## start
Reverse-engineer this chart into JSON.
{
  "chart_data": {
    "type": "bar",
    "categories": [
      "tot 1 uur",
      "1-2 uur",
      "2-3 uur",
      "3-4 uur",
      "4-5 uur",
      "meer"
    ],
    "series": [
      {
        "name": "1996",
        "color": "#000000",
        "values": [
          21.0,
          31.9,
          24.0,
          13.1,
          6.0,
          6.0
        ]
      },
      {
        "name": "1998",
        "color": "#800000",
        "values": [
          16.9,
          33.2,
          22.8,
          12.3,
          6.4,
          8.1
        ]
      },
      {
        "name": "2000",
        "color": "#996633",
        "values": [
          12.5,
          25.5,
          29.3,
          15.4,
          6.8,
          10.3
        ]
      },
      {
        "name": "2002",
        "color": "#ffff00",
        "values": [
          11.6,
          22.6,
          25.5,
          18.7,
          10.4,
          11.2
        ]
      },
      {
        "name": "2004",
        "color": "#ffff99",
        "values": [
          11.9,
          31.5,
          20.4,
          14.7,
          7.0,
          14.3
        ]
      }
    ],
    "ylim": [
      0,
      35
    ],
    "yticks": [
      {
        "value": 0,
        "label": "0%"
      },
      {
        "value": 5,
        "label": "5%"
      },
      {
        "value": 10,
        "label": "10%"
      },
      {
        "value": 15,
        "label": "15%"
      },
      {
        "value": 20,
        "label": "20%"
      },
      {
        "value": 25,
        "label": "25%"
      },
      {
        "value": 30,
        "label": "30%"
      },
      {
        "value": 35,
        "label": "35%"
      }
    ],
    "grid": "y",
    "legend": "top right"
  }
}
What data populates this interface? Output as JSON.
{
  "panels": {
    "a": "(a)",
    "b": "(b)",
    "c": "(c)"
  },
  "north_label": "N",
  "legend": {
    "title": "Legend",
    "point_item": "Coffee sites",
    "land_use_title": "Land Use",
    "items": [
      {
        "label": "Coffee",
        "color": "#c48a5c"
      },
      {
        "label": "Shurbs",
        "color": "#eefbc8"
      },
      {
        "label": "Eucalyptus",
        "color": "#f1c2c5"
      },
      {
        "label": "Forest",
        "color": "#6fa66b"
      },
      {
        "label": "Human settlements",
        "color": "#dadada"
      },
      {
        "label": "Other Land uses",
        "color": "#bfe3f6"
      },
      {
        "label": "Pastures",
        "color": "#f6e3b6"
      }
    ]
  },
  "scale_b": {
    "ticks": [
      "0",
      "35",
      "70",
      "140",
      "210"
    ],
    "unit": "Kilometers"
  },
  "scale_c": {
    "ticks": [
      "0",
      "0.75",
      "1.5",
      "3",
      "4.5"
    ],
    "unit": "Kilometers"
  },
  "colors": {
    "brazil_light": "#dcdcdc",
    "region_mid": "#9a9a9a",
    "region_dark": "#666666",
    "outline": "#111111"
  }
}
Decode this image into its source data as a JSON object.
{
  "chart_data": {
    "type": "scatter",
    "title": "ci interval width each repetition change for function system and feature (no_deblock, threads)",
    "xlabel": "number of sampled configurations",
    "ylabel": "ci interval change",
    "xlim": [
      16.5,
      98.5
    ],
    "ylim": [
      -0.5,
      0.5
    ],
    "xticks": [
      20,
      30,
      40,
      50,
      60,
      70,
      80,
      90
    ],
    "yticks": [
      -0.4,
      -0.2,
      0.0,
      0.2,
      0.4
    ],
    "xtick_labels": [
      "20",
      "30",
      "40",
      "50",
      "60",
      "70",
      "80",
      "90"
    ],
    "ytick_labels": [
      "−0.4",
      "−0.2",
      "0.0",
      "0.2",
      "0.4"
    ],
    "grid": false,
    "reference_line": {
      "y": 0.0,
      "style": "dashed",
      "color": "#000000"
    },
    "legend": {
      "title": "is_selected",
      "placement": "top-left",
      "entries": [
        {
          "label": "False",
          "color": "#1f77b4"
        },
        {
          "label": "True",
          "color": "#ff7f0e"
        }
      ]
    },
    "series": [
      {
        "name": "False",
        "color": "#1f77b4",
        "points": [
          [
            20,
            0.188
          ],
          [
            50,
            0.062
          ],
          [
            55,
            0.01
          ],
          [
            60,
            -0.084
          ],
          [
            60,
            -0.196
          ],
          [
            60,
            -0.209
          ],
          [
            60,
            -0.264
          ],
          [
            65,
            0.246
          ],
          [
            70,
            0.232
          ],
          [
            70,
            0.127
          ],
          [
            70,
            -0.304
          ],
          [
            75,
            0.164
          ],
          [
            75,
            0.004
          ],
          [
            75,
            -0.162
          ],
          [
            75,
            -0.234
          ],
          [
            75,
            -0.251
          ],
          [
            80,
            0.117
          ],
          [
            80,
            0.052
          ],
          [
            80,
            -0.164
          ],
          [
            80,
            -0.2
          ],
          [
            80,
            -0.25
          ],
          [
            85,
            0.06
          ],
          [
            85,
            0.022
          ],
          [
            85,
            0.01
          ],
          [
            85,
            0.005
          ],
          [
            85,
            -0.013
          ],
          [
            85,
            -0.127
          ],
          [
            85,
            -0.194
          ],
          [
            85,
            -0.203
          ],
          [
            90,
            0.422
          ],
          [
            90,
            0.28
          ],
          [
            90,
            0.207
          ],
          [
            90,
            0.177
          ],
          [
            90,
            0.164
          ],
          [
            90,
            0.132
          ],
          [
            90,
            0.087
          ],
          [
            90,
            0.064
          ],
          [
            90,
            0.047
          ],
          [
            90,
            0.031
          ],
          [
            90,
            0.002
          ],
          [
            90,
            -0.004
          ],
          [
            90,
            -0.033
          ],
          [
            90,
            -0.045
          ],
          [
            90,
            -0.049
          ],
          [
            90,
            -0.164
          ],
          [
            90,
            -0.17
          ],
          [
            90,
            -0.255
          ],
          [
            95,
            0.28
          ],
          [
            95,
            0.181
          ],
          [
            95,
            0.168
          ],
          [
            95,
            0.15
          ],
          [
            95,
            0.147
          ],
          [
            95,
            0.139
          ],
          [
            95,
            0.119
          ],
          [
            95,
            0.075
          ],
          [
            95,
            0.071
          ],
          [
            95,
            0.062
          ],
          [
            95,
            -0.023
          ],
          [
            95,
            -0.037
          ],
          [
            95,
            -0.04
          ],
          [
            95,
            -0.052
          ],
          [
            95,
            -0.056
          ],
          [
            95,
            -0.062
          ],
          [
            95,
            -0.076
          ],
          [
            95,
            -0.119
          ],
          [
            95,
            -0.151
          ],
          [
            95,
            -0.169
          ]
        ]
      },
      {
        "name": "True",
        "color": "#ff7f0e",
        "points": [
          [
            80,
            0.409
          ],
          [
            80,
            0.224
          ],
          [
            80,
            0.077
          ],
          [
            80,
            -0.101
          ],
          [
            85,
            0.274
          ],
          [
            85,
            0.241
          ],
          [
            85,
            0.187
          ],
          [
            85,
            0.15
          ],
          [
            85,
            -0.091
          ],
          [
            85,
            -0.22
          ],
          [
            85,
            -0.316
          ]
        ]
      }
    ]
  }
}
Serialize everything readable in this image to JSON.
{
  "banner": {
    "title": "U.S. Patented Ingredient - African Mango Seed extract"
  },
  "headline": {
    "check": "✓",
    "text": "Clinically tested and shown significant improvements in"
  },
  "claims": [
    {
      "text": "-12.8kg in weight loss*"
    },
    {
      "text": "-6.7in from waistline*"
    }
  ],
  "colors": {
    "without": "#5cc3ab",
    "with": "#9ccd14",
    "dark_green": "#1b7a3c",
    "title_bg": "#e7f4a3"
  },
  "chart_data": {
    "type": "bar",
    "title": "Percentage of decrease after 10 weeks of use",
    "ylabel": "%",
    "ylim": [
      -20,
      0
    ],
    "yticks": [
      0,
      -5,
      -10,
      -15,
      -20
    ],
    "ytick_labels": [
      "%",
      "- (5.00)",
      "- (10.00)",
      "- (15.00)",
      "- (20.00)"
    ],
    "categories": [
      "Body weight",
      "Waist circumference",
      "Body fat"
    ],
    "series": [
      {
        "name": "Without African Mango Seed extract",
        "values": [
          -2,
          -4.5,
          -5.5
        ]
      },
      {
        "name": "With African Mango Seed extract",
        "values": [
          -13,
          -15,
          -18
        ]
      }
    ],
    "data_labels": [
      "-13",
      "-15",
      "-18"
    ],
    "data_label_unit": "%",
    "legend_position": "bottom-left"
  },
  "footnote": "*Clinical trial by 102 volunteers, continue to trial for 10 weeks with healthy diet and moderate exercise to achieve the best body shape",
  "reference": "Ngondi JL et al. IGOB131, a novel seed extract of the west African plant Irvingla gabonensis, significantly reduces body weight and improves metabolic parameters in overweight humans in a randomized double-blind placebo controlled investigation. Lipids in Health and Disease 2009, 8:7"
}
## end
**WORK TO COMPLETE**
Copy each line from the data above that includes "this".

**CORRECT RESPONSE**
Reverse-engineer this chart into JSON.
What data populates this interface? Output as JSON.
Decode this image into its source data as a JSON object.
Serialize everything readable in this image to JSON.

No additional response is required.